**Short problem:** For each line below that contains the string "this", copy that line.
━━━━━━━━━━
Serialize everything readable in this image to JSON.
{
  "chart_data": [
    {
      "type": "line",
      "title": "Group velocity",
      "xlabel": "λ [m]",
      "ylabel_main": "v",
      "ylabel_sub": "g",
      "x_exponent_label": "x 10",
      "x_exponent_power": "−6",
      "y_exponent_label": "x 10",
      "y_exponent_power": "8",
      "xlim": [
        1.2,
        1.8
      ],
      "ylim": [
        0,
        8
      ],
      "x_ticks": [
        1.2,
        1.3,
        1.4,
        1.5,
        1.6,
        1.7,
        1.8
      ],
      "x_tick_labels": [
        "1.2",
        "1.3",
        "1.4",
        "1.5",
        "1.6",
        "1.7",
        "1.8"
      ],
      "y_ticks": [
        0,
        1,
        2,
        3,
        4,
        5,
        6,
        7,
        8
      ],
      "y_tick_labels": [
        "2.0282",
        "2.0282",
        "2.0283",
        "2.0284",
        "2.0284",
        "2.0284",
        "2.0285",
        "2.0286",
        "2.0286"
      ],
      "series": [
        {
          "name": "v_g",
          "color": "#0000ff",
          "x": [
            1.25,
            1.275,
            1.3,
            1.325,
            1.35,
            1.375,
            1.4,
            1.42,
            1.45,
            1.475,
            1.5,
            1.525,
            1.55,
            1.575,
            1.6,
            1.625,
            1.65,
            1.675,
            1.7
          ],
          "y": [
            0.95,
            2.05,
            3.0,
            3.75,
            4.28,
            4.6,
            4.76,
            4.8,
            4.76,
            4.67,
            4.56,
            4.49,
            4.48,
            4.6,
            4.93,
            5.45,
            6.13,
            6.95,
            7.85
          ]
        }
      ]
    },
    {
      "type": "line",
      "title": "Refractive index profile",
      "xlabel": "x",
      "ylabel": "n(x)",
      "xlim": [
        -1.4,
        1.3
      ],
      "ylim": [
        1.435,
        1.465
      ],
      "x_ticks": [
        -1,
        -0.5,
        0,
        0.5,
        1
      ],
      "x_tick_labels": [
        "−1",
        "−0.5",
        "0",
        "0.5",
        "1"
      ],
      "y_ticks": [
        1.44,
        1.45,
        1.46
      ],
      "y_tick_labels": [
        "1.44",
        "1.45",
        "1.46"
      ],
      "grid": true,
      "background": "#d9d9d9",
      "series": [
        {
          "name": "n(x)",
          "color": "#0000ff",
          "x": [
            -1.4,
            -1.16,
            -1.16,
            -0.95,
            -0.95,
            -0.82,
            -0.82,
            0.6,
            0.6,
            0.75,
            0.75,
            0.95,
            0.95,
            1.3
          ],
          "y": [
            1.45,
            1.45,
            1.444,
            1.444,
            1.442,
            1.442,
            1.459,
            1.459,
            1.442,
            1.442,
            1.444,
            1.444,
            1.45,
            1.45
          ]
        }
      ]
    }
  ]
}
━━━━━━━━━━
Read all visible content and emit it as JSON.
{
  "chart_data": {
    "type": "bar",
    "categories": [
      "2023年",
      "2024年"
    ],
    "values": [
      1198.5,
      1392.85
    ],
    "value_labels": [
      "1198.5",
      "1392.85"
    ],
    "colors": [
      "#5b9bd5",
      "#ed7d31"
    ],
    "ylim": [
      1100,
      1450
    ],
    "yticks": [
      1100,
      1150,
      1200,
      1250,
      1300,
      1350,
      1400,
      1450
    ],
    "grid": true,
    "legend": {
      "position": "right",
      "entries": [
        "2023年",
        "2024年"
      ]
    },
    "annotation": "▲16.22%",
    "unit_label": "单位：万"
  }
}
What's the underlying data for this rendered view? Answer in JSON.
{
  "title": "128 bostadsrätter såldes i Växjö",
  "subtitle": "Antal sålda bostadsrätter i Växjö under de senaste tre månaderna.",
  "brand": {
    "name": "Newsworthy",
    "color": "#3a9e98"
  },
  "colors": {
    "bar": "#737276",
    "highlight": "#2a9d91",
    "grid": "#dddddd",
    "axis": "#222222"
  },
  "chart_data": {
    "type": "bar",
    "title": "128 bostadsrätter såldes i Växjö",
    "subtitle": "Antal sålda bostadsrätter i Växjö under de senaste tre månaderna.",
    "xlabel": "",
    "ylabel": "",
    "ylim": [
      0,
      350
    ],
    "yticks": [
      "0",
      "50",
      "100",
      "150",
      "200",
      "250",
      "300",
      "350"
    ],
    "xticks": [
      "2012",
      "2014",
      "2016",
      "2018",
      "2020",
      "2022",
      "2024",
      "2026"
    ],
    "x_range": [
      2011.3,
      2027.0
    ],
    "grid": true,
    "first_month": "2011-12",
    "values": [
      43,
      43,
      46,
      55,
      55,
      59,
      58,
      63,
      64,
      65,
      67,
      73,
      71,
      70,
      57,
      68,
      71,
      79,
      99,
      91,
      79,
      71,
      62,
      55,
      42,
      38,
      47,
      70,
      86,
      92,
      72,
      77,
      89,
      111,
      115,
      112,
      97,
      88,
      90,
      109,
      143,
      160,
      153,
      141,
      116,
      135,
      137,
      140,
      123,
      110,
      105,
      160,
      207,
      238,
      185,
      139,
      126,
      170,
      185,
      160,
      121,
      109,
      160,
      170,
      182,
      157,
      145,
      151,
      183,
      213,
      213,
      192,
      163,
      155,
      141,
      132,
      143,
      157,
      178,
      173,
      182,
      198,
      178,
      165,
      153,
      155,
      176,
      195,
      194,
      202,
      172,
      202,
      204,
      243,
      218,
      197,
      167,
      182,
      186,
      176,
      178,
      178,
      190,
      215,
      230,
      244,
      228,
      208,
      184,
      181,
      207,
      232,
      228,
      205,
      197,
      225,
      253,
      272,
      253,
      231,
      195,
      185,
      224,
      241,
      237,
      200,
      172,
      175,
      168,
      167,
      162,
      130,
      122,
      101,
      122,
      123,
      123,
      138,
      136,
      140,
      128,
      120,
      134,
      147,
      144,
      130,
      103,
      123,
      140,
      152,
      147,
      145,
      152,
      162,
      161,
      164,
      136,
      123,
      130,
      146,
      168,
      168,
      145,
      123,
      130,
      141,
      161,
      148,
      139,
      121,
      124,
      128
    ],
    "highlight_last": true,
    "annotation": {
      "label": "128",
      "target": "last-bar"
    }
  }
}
━━━━━━━━━━
**Answer:**
Serialize everything readable in this image to JSON.
What's the underlying data for this rendered view? Answer in JSON.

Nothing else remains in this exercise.